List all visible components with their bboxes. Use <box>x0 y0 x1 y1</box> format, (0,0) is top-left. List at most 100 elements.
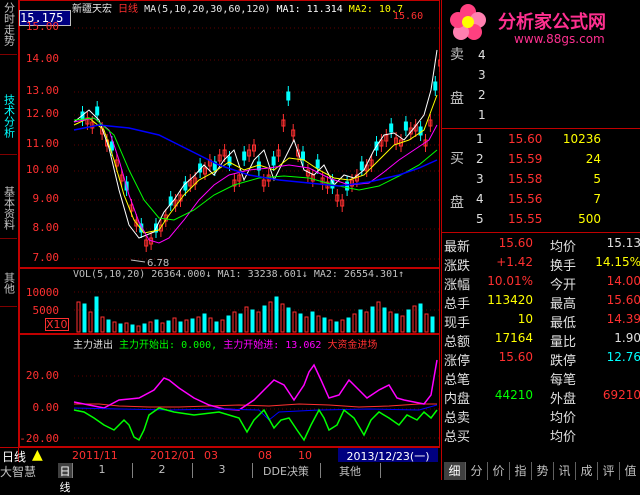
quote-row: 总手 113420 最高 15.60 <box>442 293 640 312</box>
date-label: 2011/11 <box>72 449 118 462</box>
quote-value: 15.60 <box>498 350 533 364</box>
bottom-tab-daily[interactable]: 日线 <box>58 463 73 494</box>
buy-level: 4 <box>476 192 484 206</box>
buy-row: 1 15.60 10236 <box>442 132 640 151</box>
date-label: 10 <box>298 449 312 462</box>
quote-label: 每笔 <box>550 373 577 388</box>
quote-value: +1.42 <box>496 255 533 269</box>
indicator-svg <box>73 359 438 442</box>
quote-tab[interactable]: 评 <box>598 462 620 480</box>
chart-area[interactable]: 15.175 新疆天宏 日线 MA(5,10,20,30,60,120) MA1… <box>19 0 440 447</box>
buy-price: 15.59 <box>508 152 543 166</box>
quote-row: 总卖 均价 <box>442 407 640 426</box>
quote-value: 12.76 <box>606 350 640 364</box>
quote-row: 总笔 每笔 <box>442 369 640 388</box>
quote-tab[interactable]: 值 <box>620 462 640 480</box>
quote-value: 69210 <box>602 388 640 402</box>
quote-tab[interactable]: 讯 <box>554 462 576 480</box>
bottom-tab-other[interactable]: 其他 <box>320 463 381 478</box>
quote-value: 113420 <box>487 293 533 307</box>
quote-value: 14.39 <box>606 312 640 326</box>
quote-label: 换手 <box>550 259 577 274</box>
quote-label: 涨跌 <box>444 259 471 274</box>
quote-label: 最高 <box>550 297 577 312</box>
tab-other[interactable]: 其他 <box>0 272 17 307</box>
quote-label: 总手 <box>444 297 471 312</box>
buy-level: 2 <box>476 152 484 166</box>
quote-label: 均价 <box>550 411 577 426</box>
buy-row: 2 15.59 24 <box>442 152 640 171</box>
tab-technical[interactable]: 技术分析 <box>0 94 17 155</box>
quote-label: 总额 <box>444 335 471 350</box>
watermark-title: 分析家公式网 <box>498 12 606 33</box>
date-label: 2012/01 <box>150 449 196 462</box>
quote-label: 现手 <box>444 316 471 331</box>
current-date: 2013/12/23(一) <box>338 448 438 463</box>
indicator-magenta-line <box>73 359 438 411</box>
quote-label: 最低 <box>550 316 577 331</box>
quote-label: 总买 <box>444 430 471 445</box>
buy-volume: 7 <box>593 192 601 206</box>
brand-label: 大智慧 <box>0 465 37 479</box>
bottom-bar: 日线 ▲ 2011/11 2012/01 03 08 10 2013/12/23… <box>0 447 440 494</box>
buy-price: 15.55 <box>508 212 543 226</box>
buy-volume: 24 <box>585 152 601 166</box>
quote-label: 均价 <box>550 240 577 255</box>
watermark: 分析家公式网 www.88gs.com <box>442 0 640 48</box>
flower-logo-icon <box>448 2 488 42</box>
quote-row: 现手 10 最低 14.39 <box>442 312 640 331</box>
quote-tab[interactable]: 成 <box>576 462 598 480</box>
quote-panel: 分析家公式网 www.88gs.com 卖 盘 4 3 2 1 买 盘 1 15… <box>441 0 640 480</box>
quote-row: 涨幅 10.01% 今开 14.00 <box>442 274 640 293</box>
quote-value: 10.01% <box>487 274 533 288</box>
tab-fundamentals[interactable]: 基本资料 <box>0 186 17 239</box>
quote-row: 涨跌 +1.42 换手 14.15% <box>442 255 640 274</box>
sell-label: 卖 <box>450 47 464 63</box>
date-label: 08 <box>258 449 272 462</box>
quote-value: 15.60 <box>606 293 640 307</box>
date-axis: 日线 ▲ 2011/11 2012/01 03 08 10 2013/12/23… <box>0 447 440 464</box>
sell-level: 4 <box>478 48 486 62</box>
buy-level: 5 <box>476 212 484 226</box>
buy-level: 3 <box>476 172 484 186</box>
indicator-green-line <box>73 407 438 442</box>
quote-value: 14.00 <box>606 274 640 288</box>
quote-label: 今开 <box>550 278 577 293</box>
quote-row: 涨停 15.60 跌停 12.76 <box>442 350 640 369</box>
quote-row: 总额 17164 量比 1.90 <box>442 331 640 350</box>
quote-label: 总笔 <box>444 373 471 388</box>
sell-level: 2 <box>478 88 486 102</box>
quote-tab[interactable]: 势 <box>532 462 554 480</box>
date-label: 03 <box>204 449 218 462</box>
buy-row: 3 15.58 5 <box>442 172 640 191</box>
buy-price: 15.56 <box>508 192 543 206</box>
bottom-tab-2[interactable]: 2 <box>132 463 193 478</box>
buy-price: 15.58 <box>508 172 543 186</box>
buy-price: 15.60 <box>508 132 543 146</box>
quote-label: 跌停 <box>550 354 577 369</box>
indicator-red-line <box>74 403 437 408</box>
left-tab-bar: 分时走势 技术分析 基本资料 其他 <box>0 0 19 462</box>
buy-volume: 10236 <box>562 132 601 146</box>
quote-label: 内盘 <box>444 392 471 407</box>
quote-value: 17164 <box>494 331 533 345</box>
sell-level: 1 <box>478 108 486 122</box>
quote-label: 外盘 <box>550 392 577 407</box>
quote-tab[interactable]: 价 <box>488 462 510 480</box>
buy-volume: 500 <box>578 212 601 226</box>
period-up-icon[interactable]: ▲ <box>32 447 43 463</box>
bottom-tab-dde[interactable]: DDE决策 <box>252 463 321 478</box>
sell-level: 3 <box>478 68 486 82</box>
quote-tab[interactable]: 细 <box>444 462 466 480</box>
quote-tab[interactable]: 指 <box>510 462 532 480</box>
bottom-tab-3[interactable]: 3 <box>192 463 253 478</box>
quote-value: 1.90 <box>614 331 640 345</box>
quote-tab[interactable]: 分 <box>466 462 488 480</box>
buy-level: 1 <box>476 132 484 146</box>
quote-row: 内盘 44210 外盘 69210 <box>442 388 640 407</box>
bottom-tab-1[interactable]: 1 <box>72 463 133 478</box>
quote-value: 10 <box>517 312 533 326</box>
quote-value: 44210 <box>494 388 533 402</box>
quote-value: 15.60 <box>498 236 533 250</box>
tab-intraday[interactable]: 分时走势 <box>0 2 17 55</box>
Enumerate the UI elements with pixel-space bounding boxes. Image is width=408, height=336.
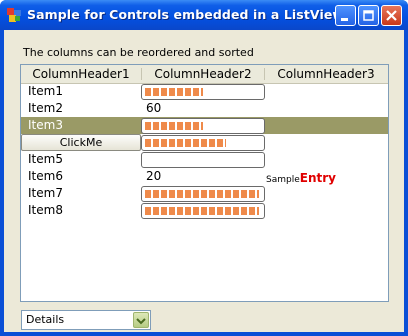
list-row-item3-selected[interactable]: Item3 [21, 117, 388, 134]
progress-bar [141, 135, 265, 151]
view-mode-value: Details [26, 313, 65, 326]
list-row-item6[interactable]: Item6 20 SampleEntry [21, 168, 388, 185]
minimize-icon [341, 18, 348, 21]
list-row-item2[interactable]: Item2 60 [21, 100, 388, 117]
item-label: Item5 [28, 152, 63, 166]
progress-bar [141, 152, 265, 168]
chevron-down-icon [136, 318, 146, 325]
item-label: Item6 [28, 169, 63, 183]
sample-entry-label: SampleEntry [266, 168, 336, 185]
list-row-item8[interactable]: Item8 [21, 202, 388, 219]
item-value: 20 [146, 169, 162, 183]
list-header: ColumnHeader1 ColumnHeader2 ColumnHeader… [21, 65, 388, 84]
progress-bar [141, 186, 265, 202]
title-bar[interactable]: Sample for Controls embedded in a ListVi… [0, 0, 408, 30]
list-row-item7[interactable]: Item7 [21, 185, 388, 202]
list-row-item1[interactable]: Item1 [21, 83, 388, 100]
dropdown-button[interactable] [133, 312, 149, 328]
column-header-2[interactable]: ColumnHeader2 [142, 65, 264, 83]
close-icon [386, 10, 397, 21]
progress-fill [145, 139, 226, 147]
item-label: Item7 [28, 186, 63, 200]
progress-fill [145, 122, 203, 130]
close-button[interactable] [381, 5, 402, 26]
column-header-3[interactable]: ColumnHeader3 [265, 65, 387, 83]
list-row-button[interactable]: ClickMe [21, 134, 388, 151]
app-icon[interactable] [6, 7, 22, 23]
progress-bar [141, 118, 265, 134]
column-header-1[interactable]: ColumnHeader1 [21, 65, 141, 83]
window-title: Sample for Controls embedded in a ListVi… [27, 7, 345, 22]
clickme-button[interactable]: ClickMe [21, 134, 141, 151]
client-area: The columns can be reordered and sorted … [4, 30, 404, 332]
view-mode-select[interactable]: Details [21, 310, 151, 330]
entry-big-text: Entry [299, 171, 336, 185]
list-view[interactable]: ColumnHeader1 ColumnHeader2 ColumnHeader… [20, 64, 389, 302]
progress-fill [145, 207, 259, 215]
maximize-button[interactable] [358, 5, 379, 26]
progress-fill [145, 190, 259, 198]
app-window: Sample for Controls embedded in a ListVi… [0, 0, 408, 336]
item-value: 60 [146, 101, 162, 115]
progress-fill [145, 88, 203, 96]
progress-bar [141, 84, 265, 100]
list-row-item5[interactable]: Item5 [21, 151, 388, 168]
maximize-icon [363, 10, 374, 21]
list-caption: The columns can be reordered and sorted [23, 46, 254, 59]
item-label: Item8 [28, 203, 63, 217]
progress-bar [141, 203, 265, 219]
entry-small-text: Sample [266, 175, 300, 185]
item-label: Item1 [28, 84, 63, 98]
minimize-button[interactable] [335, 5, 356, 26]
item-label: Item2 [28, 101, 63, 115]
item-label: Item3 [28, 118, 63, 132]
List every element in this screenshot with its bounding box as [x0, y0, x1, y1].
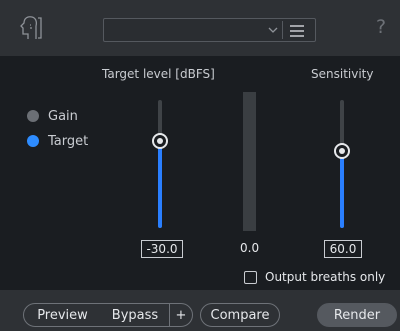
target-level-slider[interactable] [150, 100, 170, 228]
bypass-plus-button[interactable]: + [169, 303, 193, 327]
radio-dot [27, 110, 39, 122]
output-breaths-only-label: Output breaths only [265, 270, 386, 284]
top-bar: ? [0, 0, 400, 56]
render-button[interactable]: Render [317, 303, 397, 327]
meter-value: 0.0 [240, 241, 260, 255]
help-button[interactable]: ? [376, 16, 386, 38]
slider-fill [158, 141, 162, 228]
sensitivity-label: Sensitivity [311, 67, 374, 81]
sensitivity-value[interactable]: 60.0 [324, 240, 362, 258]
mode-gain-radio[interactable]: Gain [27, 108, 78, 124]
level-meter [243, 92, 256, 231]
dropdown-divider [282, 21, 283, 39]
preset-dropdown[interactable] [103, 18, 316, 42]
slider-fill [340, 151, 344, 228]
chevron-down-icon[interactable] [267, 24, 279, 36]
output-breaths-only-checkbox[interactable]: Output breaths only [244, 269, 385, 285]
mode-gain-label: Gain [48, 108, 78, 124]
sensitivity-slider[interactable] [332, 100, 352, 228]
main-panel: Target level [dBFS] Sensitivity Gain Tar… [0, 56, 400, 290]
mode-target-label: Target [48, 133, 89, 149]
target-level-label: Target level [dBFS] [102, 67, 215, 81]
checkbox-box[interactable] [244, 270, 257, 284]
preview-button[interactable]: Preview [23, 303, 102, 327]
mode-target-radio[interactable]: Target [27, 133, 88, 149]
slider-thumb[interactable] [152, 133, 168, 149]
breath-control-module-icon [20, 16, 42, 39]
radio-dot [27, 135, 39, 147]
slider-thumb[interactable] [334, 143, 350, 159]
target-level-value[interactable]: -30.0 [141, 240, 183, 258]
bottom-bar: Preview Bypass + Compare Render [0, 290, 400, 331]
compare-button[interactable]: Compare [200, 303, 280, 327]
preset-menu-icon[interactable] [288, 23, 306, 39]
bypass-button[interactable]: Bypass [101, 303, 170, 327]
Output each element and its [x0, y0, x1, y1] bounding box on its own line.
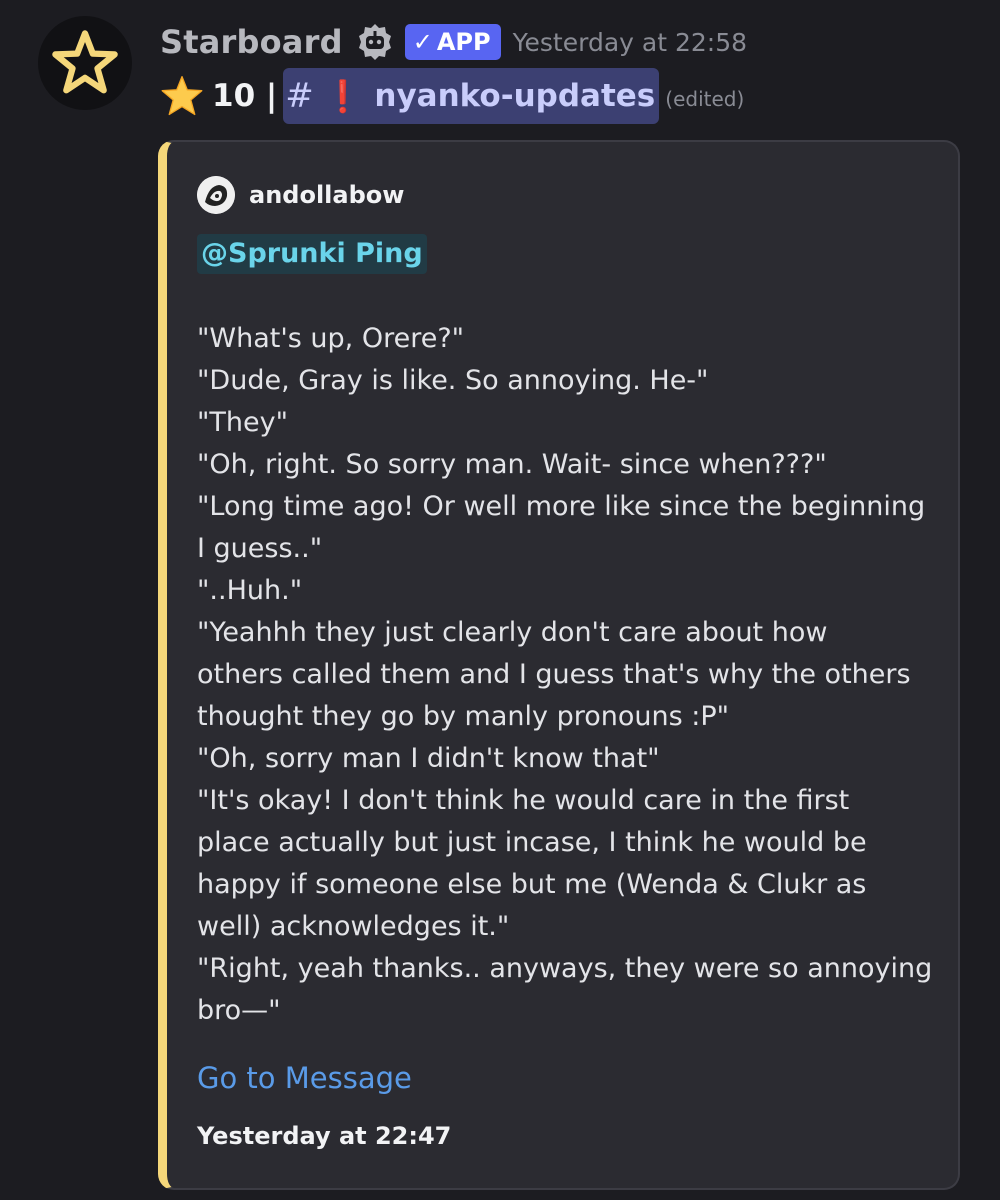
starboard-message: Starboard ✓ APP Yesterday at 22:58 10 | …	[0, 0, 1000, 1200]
------------------------------
▸ The exercise:
Reproduce everything from the line containing "list-row-item3-selected[interactable]: Item3 [21, 117, 388, 134]" down to the line containing "close-icon [386, 10, 397, 21]", both included, without changing a character.

▸ Finished answer:
list-row-item3-selected[interactable]: Item3 [21, 117, 388, 134]
progress-bar [141, 135, 265, 151]
view-mode-value: Details [26, 313, 65, 326]
list-row-item6[interactable]: Item6 20 SampleEntry [21, 168, 388, 185]
minimize-icon [341, 18, 348, 21]
list-row-item2[interactable]: Item2 60 [21, 100, 388, 117]
item-label: Item5 [28, 152, 63, 166]
progress-bar [141, 152, 265, 168]
chevron-down-icon [136, 318, 146, 325]
item-label: Item6 [28, 169, 63, 183]
sample-entry-label: SampleEntry [266, 168, 336, 185]
list-row-item8[interactable]: Item8 [21, 202, 388, 219]
item-value: 20 [146, 169, 162, 183]
list-header: ColumnHeader1 ColumnHeader2 ColumnHeader… [21, 65, 388, 84]
progress-bar [141, 186, 265, 202]
title-bar[interactable]: Sample for Controls embedded in a ListVi… [0, 0, 408, 30]
list-row-item7[interactable]: Item7 [21, 185, 388, 202]
list-row-item1[interactable]: Item1 [21, 83, 388, 100]
dropdown-button[interactable] [133, 312, 149, 328]
column-header-2[interactable]: ColumnHeader2 [142, 65, 264, 83]
close-icon [386, 10, 397, 21]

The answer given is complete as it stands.